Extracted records
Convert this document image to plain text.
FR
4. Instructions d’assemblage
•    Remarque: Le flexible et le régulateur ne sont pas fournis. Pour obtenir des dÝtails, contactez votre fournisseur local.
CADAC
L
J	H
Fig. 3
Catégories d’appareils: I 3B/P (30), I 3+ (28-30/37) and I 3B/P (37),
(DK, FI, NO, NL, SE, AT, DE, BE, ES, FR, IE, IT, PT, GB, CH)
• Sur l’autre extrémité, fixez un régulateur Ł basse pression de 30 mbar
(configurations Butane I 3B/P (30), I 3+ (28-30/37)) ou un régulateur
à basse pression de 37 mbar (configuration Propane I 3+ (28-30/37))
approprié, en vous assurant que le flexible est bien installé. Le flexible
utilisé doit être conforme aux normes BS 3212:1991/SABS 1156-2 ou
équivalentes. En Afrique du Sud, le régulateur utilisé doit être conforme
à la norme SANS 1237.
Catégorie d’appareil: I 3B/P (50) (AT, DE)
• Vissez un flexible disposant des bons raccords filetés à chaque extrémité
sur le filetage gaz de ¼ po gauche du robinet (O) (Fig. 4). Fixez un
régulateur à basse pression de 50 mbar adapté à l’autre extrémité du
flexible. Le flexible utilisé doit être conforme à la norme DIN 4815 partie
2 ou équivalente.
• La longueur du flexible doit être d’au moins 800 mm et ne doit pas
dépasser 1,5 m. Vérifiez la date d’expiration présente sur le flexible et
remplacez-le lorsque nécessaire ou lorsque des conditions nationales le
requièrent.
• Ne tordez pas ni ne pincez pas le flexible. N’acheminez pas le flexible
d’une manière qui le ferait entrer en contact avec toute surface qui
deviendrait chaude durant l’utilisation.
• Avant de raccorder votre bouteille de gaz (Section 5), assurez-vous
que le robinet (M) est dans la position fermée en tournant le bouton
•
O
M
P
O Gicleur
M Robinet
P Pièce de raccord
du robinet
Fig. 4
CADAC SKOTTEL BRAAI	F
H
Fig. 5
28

◆ Exercise prompt: Look through the data above. Find each line with the string "votre" and copy it.

◆ Final result:
•    Remarque: Le flexible et le régulateur ne sont pas fournis. Pour obtenir des dÝtails, contactez votre fournisseur local.
• Avant de raccorder votre bouteille de gaz (Section 5), assurez-vous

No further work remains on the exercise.